TASK INPUTS:
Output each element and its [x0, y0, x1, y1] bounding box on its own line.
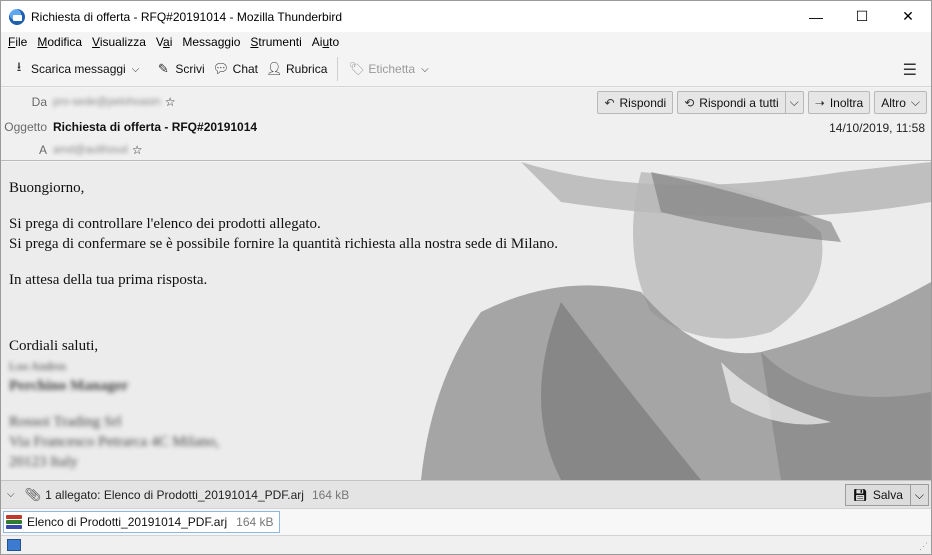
- reply-all-button[interactable]: ⟲ Rispondi a tutti: [677, 91, 785, 114]
- menu-visualizza[interactable]: Visualizza: [87, 35, 151, 49]
- signature-role: Perchino Manager: [9, 378, 129, 394]
- thunderbird-window: Richiesta di offerta - RFQ#20191014 - Mo…: [0, 0, 932, 555]
- paperclip-icon: 📎︎: [24, 486, 42, 502]
- save-button[interactable]: 💾︎ Salva: [844, 484, 911, 506]
- message-date: 14/10/2019, 11:58: [829, 121, 925, 135]
- attachment-item[interactable]: Elenco di Prodotti_20191014_PDF.arj 164 …: [3, 511, 280, 533]
- from-address[interactable]: pro-sede@pelohoasin: [53, 96, 161, 108]
- signature-name: Loo Andros: [9, 359, 66, 373]
- attachment-bar[interactable]: ⌵ 📎︎ 1 allegato: Elenco di Prodotti_2019…: [1, 480, 931, 508]
- body-line-2: Si prega di confermare se è possibile fo…: [9, 236, 558, 252]
- star-icon[interactable]: ☆: [165, 95, 176, 109]
- online-status-icon[interactable]: [7, 539, 21, 551]
- minimize-button[interactable]: —: [793, 1, 839, 32]
- status-bar: ⋰: [1, 535, 931, 554]
- tag-icon: 🏷︎: [348, 61, 365, 76]
- message-header: Da pro-sede@pelohoasin ☆ Oggetto Richies…: [1, 88, 931, 161]
- reply-all-dropdown[interactable]: ⌵: [784, 91, 804, 114]
- thunderbird-logo-icon: [9, 8, 25, 25]
- menu-messaggio[interactable]: Messaggio: [177, 35, 245, 49]
- address-book-button[interactable]: 👤︎ Rubrica: [262, 56, 331, 82]
- body-line-3: In attesa della tua prima risposta.: [9, 272, 208, 288]
- reply-button[interactable]: ↶ Rispondi: [597, 91, 674, 114]
- attachment-name: Elenco di Prodotti_20191014_PDF.arj: [27, 515, 228, 529]
- subject-row: Oggetto Richiesta di offerta - RFQ#20191…: [1, 120, 257, 134]
- menu-modifica[interactable]: Modifica: [32, 35, 87, 49]
- chevron-down-icon: ⌵: [421, 63, 429, 75]
- get-messages-button[interactable]: ⭳ Scarica messaggi: [7, 56, 130, 82]
- header-actions: ↶ Rispondi ⟲ Rispondi a tutti ⌵ ➝ Inoltr…: [597, 91, 927, 114]
- forward-button[interactable]: ➝ Inoltra: [807, 91, 871, 114]
- chevron-down-icon: ⌵: [910, 95, 920, 109]
- window-controls: — ☐ ✕: [793, 1, 931, 32]
- menu-file[interactable]: File: [3, 35, 32, 49]
- maximize-button[interactable]: ☐: [839, 1, 885, 32]
- attachment-summary: 1 allegato: Elenco di Prodotti_20191014_…: [45, 487, 304, 502]
- main-toolbar: ⭳ Scarica messaggi ⌵ ✎ Scrivi 💬︎ Chat 👤︎…: [1, 52, 931, 87]
- subject-label: Oggetto: [4, 120, 47, 134]
- body-line-1: Si prega di controllare l'elenco dei pro…: [9, 216, 321, 232]
- pencil-icon: ✎: [157, 61, 169, 76]
- chevron-down-icon: ⌵: [789, 95, 799, 109]
- chevron-down-icon: ⌵: [914, 487, 924, 502]
- contact-icon: 👤︎: [266, 61, 283, 76]
- message-body: Buongiorno, Si prega di controllare l'el…: [1, 162, 931, 480]
- signature-company: Rossoi Trading Srl: [9, 414, 122, 430]
- attachment-size: 164 kB: [236, 515, 274, 529]
- more-button[interactable]: Altro ⌵: [874, 91, 927, 114]
- menu-vai[interactable]: Vai: [151, 35, 177, 49]
- attachment-summary-size: 164 kB: [311, 487, 350, 502]
- tag-button[interactable]: 🏷︎ Etichetta ⌵: [344, 56, 432, 82]
- to-label: A: [38, 143, 47, 157]
- title-bar: Richiesta di offerta - RFQ#20191014 - Mo…: [1, 1, 931, 32]
- save-group: 💾︎ Salva ⌵: [844, 484, 929, 506]
- close-button[interactable]: ✕: [885, 1, 931, 32]
- toolbar-separator: [337, 57, 339, 81]
- signature-address: Via Francesco Petrarca 4C Milano,: [9, 434, 220, 450]
- hamburger-menu-icon[interactable]: ☰: [903, 60, 917, 80]
- floppy-disk-icon: 💾︎: [852, 488, 868, 502]
- chevron-down-icon[interactable]: ⌵: [7, 489, 15, 500]
- reply-all-group: ⟲ Rispondi a tutti ⌵: [677, 91, 804, 114]
- download-icon: ⭳: [16, 59, 22, 74]
- subject-text: Richiesta di offerta - RFQ#20191014: [53, 120, 258, 134]
- reply-all-icon: ⟲: [684, 95, 695, 110]
- closing-line: Cordiali saluti,: [9, 338, 99, 354]
- write-button[interactable]: ✎ Scrivi: [151, 56, 208, 82]
- forward-arrow-icon: ➝: [814, 95, 825, 110]
- get-messages-dropdown[interactable]: ⌵: [132, 64, 140, 75]
- greeting-line: Buongiorno,: [9, 180, 85, 196]
- menu-aiuto[interactable]: Aiuto: [307, 35, 344, 49]
- resize-grip-icon[interactable]: ⋰: [919, 541, 928, 552]
- to-row: A amd@aulthoud ☆: [1, 143, 143, 157]
- signature-zip: 20123 Italy: [9, 454, 78, 470]
- menu-strumenti[interactable]: Strumenti: [245, 35, 306, 49]
- from-row: Da pro-sede@pelohoasin ☆: [1, 95, 176, 109]
- to-address[interactable]: amd@aulthoud: [53, 144, 128, 156]
- reply-icon: ↶: [604, 95, 615, 110]
- window-title: Richiesta di offerta - RFQ#20191014 - Mo…: [31, 9, 343, 24]
- attachment-list: Elenco di Prodotti_20191014_PDF.arj 164 …: [1, 508, 931, 535]
- archive-file-icon: [6, 514, 22, 530]
- message-text: Buongiorno, Si prega di controllare l'el…: [9, 178, 558, 472]
- save-dropdown[interactable]: ⌵: [910, 484, 929, 506]
- chat-button[interactable]: 💬︎ Chat: [209, 56, 262, 82]
- chat-bubble-icon: 💬︎: [212, 61, 230, 76]
- menu-bar: File Modifica Visualizza Vai Messaggio S…: [1, 32, 931, 52]
- star-icon[interactable]: ☆: [132, 143, 143, 157]
- from-label: Da: [31, 95, 47, 109]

EXERCISE: Return the stretch of lines from the one containing "- reply-all-button[interactable]: ⟲" through the one containing "- paperclip-icon: 📎︎: [24, 486, 42, 502]", unchanged.

EXPECTED ANSWER:
- reply-all-button[interactable]: ⟲ Rispondi a tutti: [677, 91, 785, 114]
- menu-visualizza[interactable]: Visualizza: [87, 35, 151, 49]
- signature-role: Perchino Manager: [9, 378, 129, 394]
- thunderbird-window: Richiesta di offerta - RFQ#20191014 - Mo…: [0, 0, 932, 555]
- paperclip-icon: 📎︎: [24, 486, 42, 502]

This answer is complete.